Exercise details
Reproduce every line of the records below verbatim, omitting the pictures from your output.

Information supplied
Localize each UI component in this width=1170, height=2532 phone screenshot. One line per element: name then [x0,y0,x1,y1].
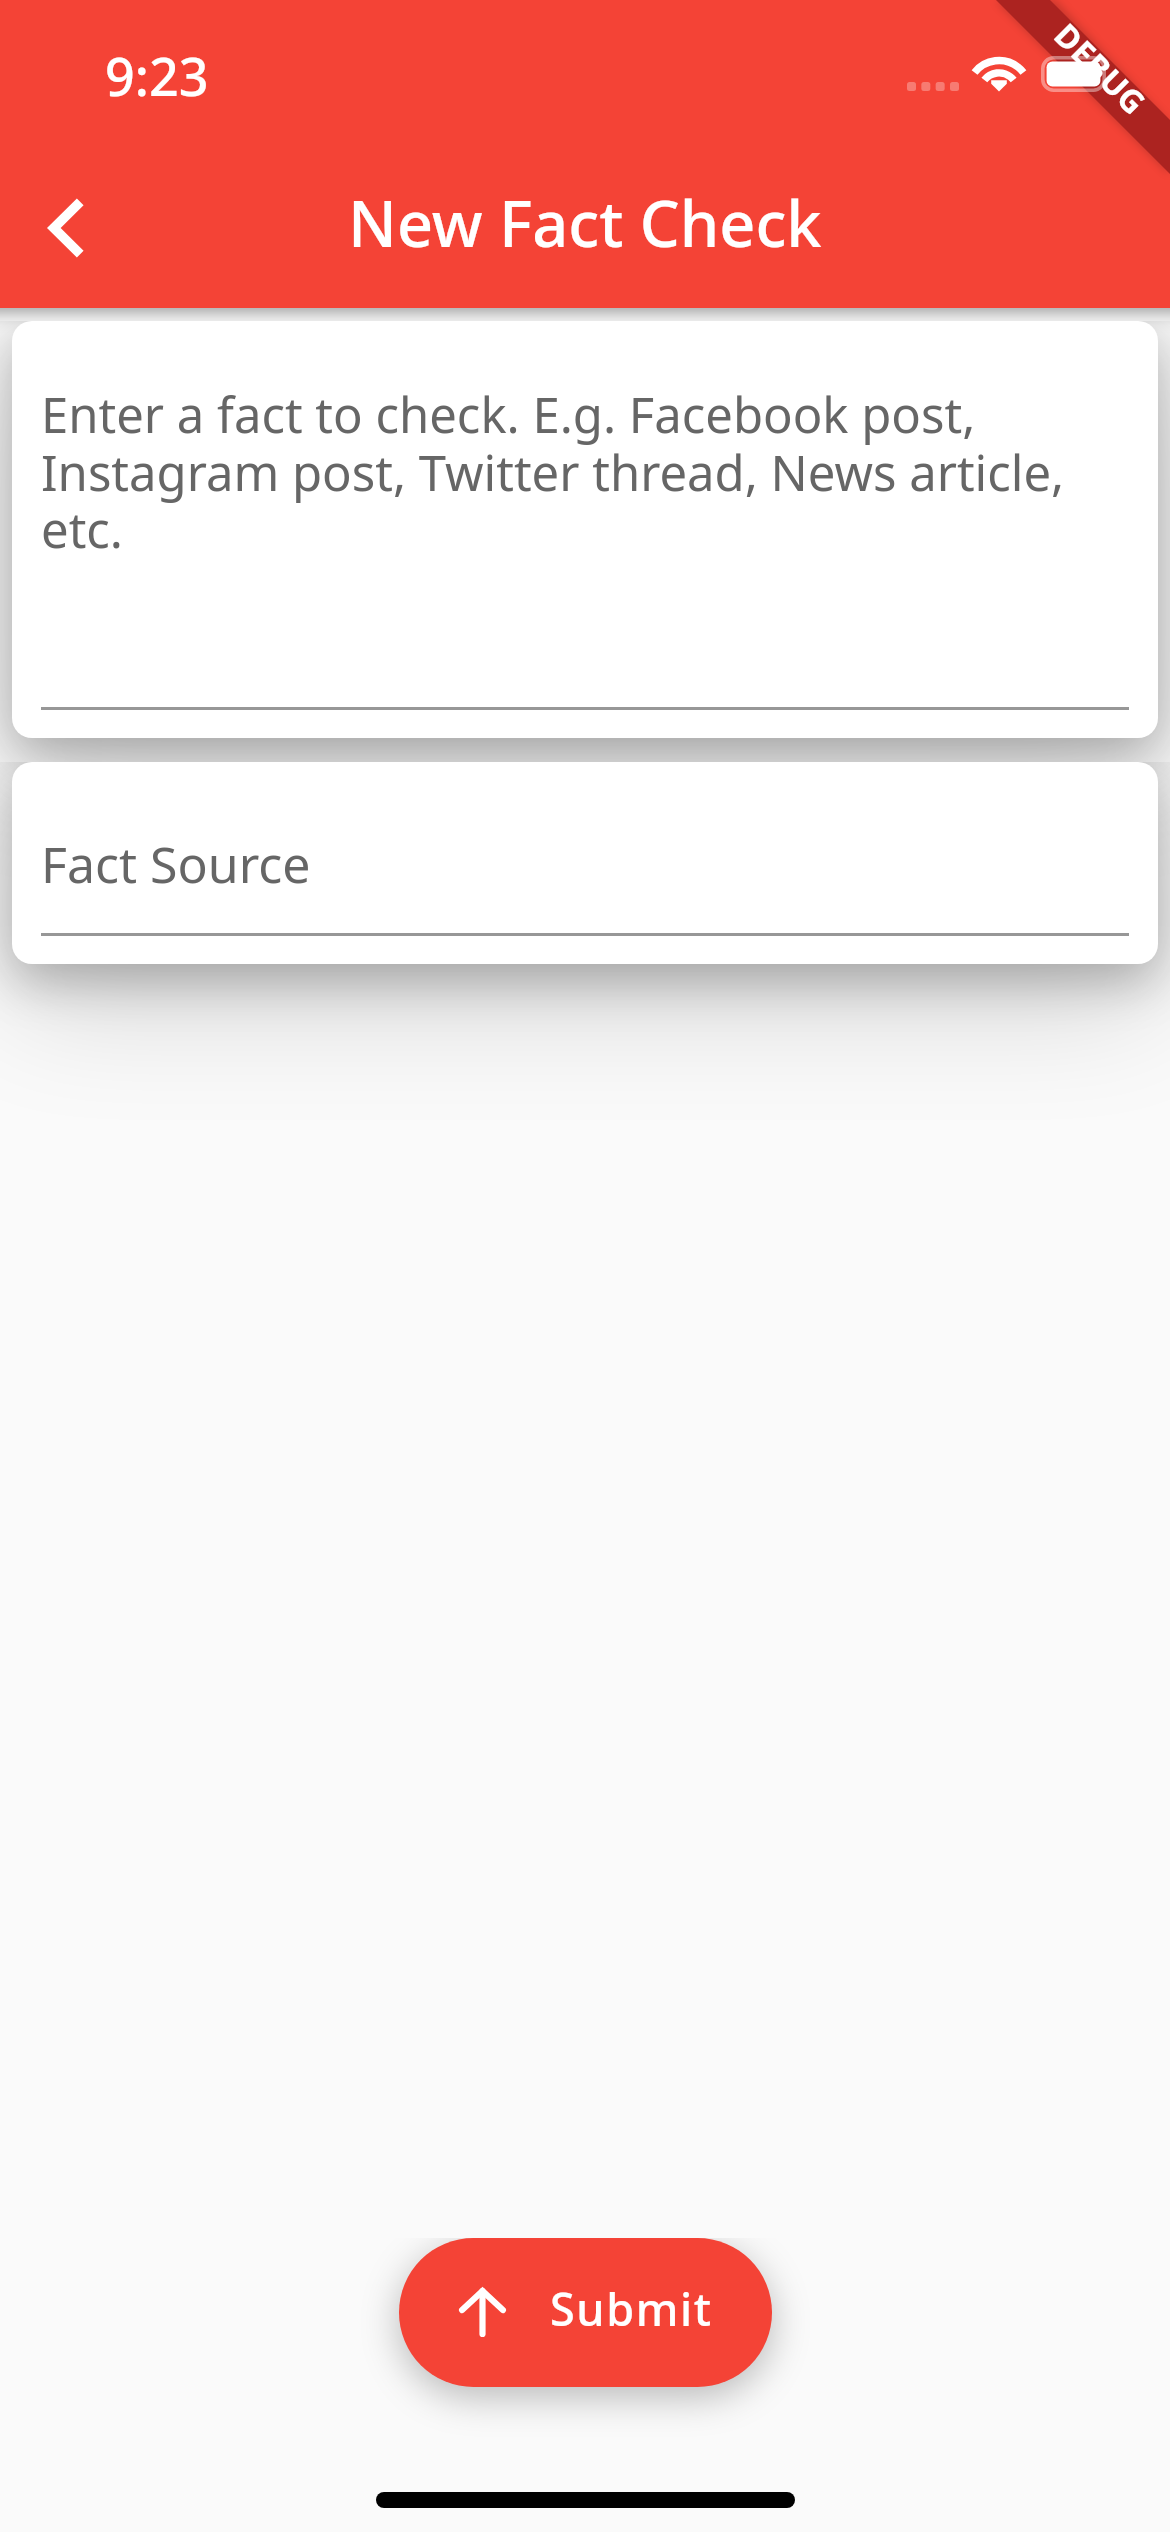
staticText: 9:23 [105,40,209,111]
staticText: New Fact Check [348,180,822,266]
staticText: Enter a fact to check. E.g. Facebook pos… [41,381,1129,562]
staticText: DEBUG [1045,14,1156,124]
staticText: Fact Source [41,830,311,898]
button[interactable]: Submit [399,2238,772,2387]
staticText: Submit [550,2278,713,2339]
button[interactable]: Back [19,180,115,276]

Expected answer
Localize each UI component in this width=1170, height=2532 phone screenshot. One line per element: name then [x0,y0,x1,y1].
staticText: 9:23 [105,40,209,111]
staticText: New Fact Check [348,180,822,266]
staticText: Enter a fact to check. E.g. Facebook pos… [41,381,1129,562]
staticText: DEBUG [1045,14,1156,124]
staticText: Fact Source [41,830,311,898]
button[interactable]: Submit [399,2238,772,2387]
staticText: Submit [550,2278,713,2339]
button[interactable]: Back [19,180,115,276]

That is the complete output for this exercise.